[BEGIN PROVIDED ENTRIES]

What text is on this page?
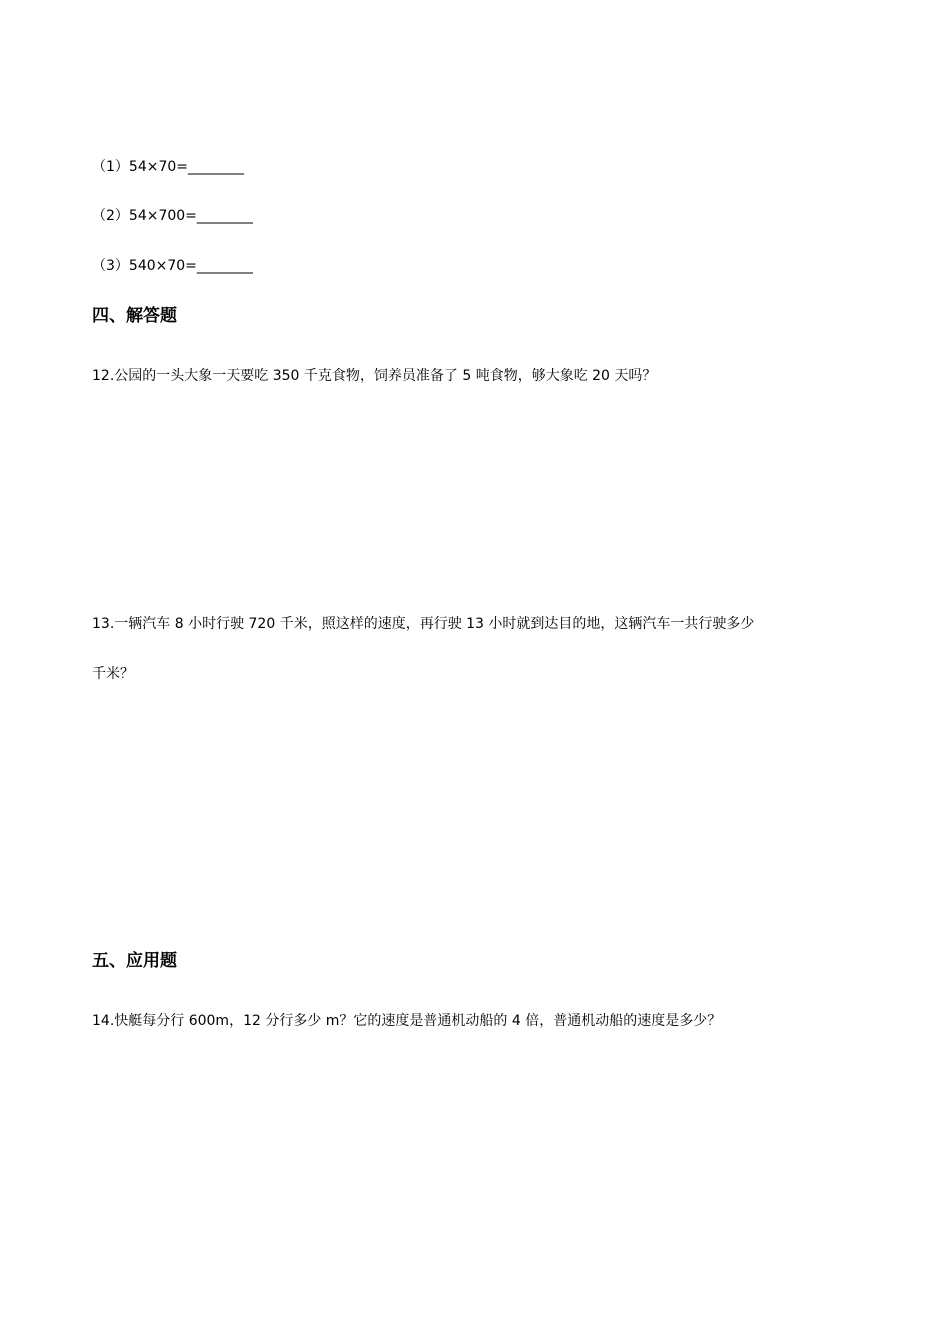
（1）54×70=________
（2）54×700=________
（3）540×70=________
四、解答题
12.公园的一头大象一天要吃 350 千克食物，饲养员准备了 5 吨食物，够大象吃 20 天吗？
13.一辆汽车 8 小时行驶 720 千米，照这样的速度，再行驶 13 小时就到达目的地，这辆汽车一共行驶多少
千米？
五、应用题
14.快艇每分行 600m，12 分行多少 m？它的速度是普通机动船的 4 倍，普通机动船的速度是多少？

[END PROVIDED ENTRIES]

INSTRUCTIONS FOR THE TASK:
Leave out the pictures and output every record above precisely as given.

RESULT OF THIS EXERCISE:
What text is on this page?
（1）54×70=________
（2）54×700=________
（3）540×70=________
四、解答题
12.公园的一头大象一天要吃 350 千克食物，饲养员准备了 5 吨食物，够大象吃 20 天吗？
13.一辆汽车 8 小时行驶 720 千米，照这样的速度，再行驶 13 小时就到达目的地，这辆汽车一共行驶多少
千米？
五、应用题
14.快艇每分行 600m，12 分行多少 m？它的速度是普通机动船的 4 倍，普通机动船的速度是多少？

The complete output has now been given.